• SHORT EXERCISE
Copy out the whole listing exactly as written, leaving the pictures behind.

• MATERIAL FOR THIS EXERCISE

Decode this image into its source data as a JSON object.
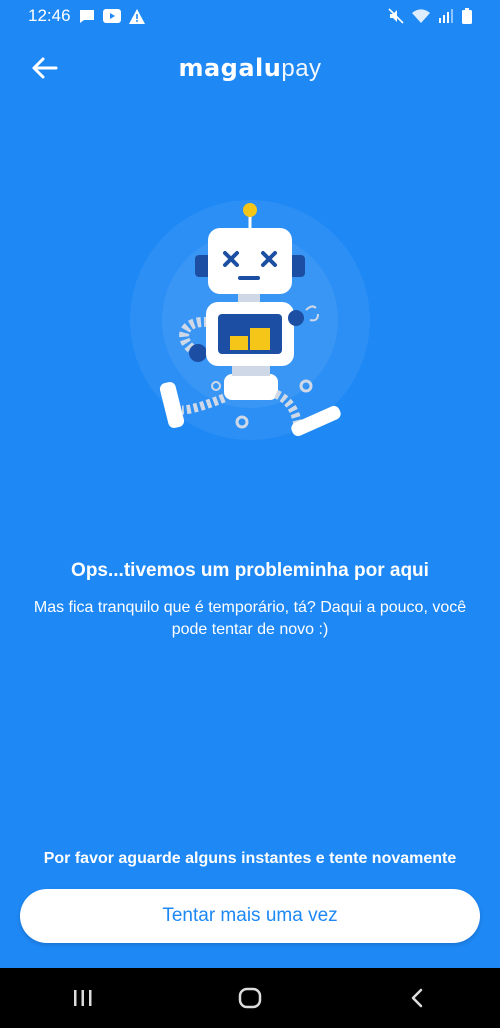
{
  "status_bar": {
    "time": "12:46",
    "left_icons": [
      "message-icon",
      "youtube-icon",
      "warning-icon"
    ],
    "right_icons": [
      "mute-icon",
      "wifi-icon",
      "signal-icon",
      "battery-icon"
    ]
  },
  "app_bar": {
    "logo_strong": "magalu",
    "logo_light": "pay",
    "back_icon": "arrow-left-icon"
  },
  "illustration": {
    "icon": "broken-robot-illustration"
  },
  "message": {
    "title": "Ops...tivemos um probleminha por aqui",
    "body": "Mas fica tranquilo que é temporário, tá? Daqui a pouco, você pode tentar de novo :)"
  },
  "footer": {
    "wait_text": "Por favor aguarde alguns instantes e tente novamente",
    "retry_label": "Tentar mais uma vez"
  },
  "nav_bar": {
    "icons": [
      "recent-apps-icon",
      "home-icon",
      "back-icon"
    ]
  },
  "colors": {
    "background": "#1e88f5",
    "button_bg": "#ffffff",
    "button_text": "#1e88f5",
    "robot_accent": "#f5c518"
  }
}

• FINISHED ANSWER
Decode this image into its source data as a JSON object.
{
  "status_bar": {
    "time": "12:46",
    "left_icons": [
      "message-icon",
      "youtube-icon",
      "warning-icon"
    ],
    "right_icons": [
      "mute-icon",
      "wifi-icon",
      "signal-icon",
      "battery-icon"
    ]
  },
  "app_bar": {
    "logo_strong": "magalu",
    "logo_light": "pay",
    "back_icon": "arrow-left-icon"
  },
  "illustration": {
    "icon": "broken-robot-illustration"
  },
  "message": {
    "title": "Ops...tivemos um probleminha por aqui",
    "body": "Mas fica tranquilo que é temporário, tá? Daqui a pouco, você pode tentar de novo :)"
  },
  "footer": {
    "wait_text": "Por favor aguarde alguns instantes e tente novamente",
    "retry_label": "Tentar mais uma vez"
  },
  "nav_bar": {
    "icons": [
      "recent-apps-icon",
      "home-icon",
      "back-icon"
    ]
  },
  "colors": {
    "background": "#1e88f5",
    "button_bg": "#ffffff",
    "button_text": "#1e88f5",
    "robot_accent": "#f5c518"
  }
}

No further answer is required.